◆ **INFORMATION SUPPLIED**
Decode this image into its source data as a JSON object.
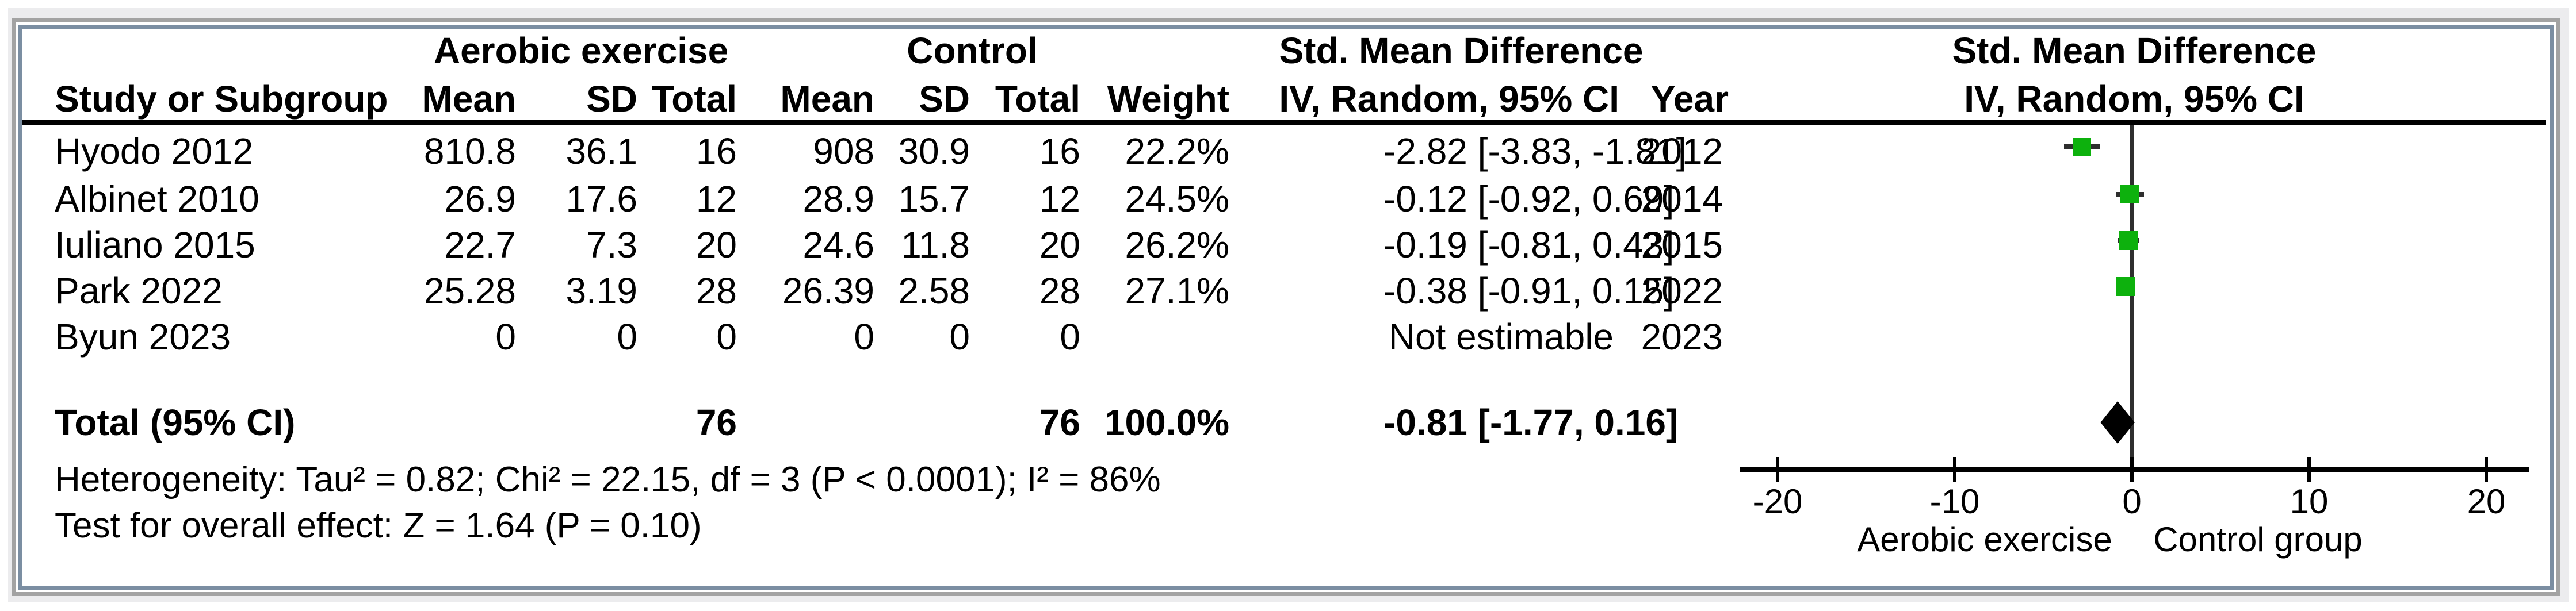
{
  "frame": {
    "outer_band_color": "#ececee",
    "outer_border_color": "#a3a3a3",
    "inner_border_color": "#7b8ea2",
    "background": "#ffffff"
  },
  "colors": {
    "marker_green": "#0db10d",
    "ci_line": "#2e2e2e",
    "diamond": "#000000",
    "text": "#000000"
  },
  "table": {
    "group_headers": {
      "experimental": "Aerobic exercise",
      "control": "Control",
      "effect": "Std. Mean Difference",
      "plot": "Std. Mean Difference"
    },
    "column_headers": {
      "study": "Study or Subgroup",
      "mean": "Mean",
      "sd": "SD",
      "total": "Total",
      "weight": "Weight",
      "effect_ci": "IV, Random, 95% CI",
      "year": "Year",
      "plot_ci": "IV, Random, 95% CI"
    },
    "rows": [
      {
        "study": "Hyodo 2012",
        "mean_e": "810.8",
        "sd_e": "36.1",
        "total_e": "16",
        "mean_c": "908",
        "sd_c": "30.9",
        "total_c": "16",
        "weight": "22.2%",
        "ci": "-2.82 [-3.83, -1.81]",
        "year": "2012"
      },
      {
        "study": "Albinet 2010",
        "mean_e": "26.9",
        "sd_e": "17.6",
        "total_e": "12",
        "mean_c": "28.9",
        "sd_c": "15.7",
        "total_c": "12",
        "weight": "24.5%",
        "ci": "-0.12 [-0.92, 0.69]",
        "year": "2014"
      },
      {
        "study": "Iuliano 2015",
        "mean_e": "22.7",
        "sd_e": "7.3",
        "total_e": "20",
        "mean_c": "24.6",
        "sd_c": "11.8",
        "total_c": "20",
        "weight": "26.2%",
        "ci": "-0.19 [-0.81, 0.43]",
        "year": "2015"
      },
      {
        "study": "Park 2022",
        "mean_e": "25.28",
        "sd_e": "3.19",
        "total_e": "28",
        "mean_c": "26.39",
        "sd_c": "2.58",
        "total_c": "28",
        "weight": "27.1%",
        "ci": "-0.38 [-0.91, 0.15]",
        "year": "2022"
      },
      {
        "study": "Byun 2023",
        "mean_e": "0",
        "sd_e": "0",
        "total_e": "0",
        "mean_c": "0",
        "sd_c": "0",
        "total_c": "0",
        "weight": "",
        "ci": "Not estimable",
        "year": "2023"
      }
    ],
    "total_row": {
      "study": "Total (95% CI)",
      "total_e": "76",
      "total_c": "76",
      "weight": "100.0%",
      "ci": "-0.81 [-1.77, 0.16]"
    },
    "footer": {
      "heterogeneity": "Heterogeneity: Tau² = 0.82; Chi² = 22.15, df = 3 (P < 0.0001); I² = 86%",
      "overall_effect": "Test for overall effect: Z = 1.64 (P = 0.10)"
    }
  },
  "chart_data": {
    "type": "forest",
    "effect_measure": "Std. Mean Difference, IV, Random, 95% CI",
    "x_axis": {
      "min": -20,
      "max": 20,
      "ticks": [
        -20,
        -10,
        0,
        10,
        20
      ],
      "left_label": "Aerobic exercise",
      "right_label": "Control group"
    },
    "studies": [
      {
        "name": "Hyodo 2012",
        "year": "2012",
        "smd": -2.82,
        "ci_low": -3.83,
        "ci_high": -1.81,
        "weight_pct": 22.2,
        "estimable": true
      },
      {
        "name": "Albinet 2010",
        "year": "2014",
        "smd": -0.12,
        "ci_low": -0.92,
        "ci_high": 0.69,
        "weight_pct": 24.5,
        "estimable": true
      },
      {
        "name": "Iuliano 2015",
        "year": "2015",
        "smd": -0.19,
        "ci_low": -0.81,
        "ci_high": 0.43,
        "weight_pct": 26.2,
        "estimable": true
      },
      {
        "name": "Park 2022",
        "year": "2022",
        "smd": -0.38,
        "ci_low": -0.91,
        "ci_high": 0.15,
        "weight_pct": 27.1,
        "estimable": true
      },
      {
        "name": "Byun 2023",
        "year": "2023",
        "smd": null,
        "ci_low": null,
        "ci_high": null,
        "weight_pct": null,
        "estimable": false
      }
    ],
    "overall": {
      "label": "Total (95% CI)",
      "smd": -0.81,
      "ci_low": -1.77,
      "ci_high": 0.16,
      "total_experimental": 76,
      "total_control": 76,
      "weight_pct": 100.0
    },
    "heterogeneity": {
      "tau2": 0.82,
      "chi2": 22.15,
      "df": 3,
      "p": "< 0.0001",
      "i2_pct": 86
    },
    "overall_effect_test": {
      "z": 1.64,
      "p": 0.1
    }
  }
}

◆ **EXERCISE REQUIREMENTS**
A faithful copy of the records above is needed, with the pictures left out.

◆ **WRITTEN RESPONSE**
Decode this image into its source data as a JSON object.
{
  "frame": {
    "outer_band_color": "#ececee",
    "outer_border_color": "#a3a3a3",
    "inner_border_color": "#7b8ea2",
    "background": "#ffffff"
  },
  "colors": {
    "marker_green": "#0db10d",
    "ci_line": "#2e2e2e",
    "diamond": "#000000",
    "text": "#000000"
  },
  "table": {
    "group_headers": {
      "experimental": "Aerobic exercise",
      "control": "Control",
      "effect": "Std. Mean Difference",
      "plot": "Std. Mean Difference"
    },
    "column_headers": {
      "study": "Study or Subgroup",
      "mean": "Mean",
      "sd": "SD",
      "total": "Total",
      "weight": "Weight",
      "effect_ci": "IV, Random, 95% CI",
      "year": "Year",
      "plot_ci": "IV, Random, 95% CI"
    },
    "rows": [
      {
        "study": "Hyodo 2012",
        "mean_e": "810.8",
        "sd_e": "36.1",
        "total_e": "16",
        "mean_c": "908",
        "sd_c": "30.9",
        "total_c": "16",
        "weight": "22.2%",
        "ci": "-2.82 [-3.83, -1.81]",
        "year": "2012"
      },
      {
        "study": "Albinet 2010",
        "mean_e": "26.9",
        "sd_e": "17.6",
        "total_e": "12",
        "mean_c": "28.9",
        "sd_c": "15.7",
        "total_c": "12",
        "weight": "24.5%",
        "ci": "-0.12 [-0.92, 0.69]",
        "year": "2014"
      },
      {
        "study": "Iuliano 2015",
        "mean_e": "22.7",
        "sd_e": "7.3",
        "total_e": "20",
        "mean_c": "24.6",
        "sd_c": "11.8",
        "total_c": "20",
        "weight": "26.2%",
        "ci": "-0.19 [-0.81, 0.43]",
        "year": "2015"
      },
      {
        "study": "Park 2022",
        "mean_e": "25.28",
        "sd_e": "3.19",
        "total_e": "28",
        "mean_c": "26.39",
        "sd_c": "2.58",
        "total_c": "28",
        "weight": "27.1%",
        "ci": "-0.38 [-0.91, 0.15]",
        "year": "2022"
      },
      {
        "study": "Byun 2023",
        "mean_e": "0",
        "sd_e": "0",
        "total_e": "0",
        "mean_c": "0",
        "sd_c": "0",
        "total_c": "0",
        "weight": "",
        "ci": "Not estimable",
        "year": "2023"
      }
    ],
    "total_row": {
      "study": "Total (95% CI)",
      "total_e": "76",
      "total_c": "76",
      "weight": "100.0%",
      "ci": "-0.81 [-1.77, 0.16]"
    },
    "footer": {
      "heterogeneity": "Heterogeneity: Tau² = 0.82; Chi² = 22.15, df = 3 (P < 0.0001); I² = 86%",
      "overall_effect": "Test for overall effect: Z = 1.64 (P = 0.10)"
    }
  },
  "chart_data": {
    "type": "forest",
    "effect_measure": "Std. Mean Difference, IV, Random, 95% CI",
    "x_axis": {
      "min": -20,
      "max": 20,
      "ticks": [
        -20,
        -10,
        0,
        10,
        20
      ],
      "left_label": "Aerobic exercise",
      "right_label": "Control group"
    },
    "studies": [
      {
        "name": "Hyodo 2012",
        "year": "2012",
        "smd": -2.82,
        "ci_low": -3.83,
        "ci_high": -1.81,
        "weight_pct": 22.2,
        "estimable": true
      },
      {
        "name": "Albinet 2010",
        "year": "2014",
        "smd": -0.12,
        "ci_low": -0.92,
        "ci_high": 0.69,
        "weight_pct": 24.5,
        "estimable": true
      },
      {
        "name": "Iuliano 2015",
        "year": "2015",
        "smd": -0.19,
        "ci_low": -0.81,
        "ci_high": 0.43,
        "weight_pct": 26.2,
        "estimable": true
      },
      {
        "name": "Park 2022",
        "year": "2022",
        "smd": -0.38,
        "ci_low": -0.91,
        "ci_high": 0.15,
        "weight_pct": 27.1,
        "estimable": true
      },
      {
        "name": "Byun 2023",
        "year": "2023",
        "smd": null,
        "ci_low": null,
        "ci_high": null,
        "weight_pct": null,
        "estimable": false
      }
    ],
    "overall": {
      "label": "Total (95% CI)",
      "smd": -0.81,
      "ci_low": -1.77,
      "ci_high": 0.16,
      "total_experimental": 76,
      "total_control": 76,
      "weight_pct": 100.0
    },
    "heterogeneity": {
      "tau2": 0.82,
      "chi2": 22.15,
      "df": 3,
      "p": "< 0.0001",
      "i2_pct": 86
    },
    "overall_effect_test": {
      "z": 1.64,
      "p": 0.1
    }
  }
}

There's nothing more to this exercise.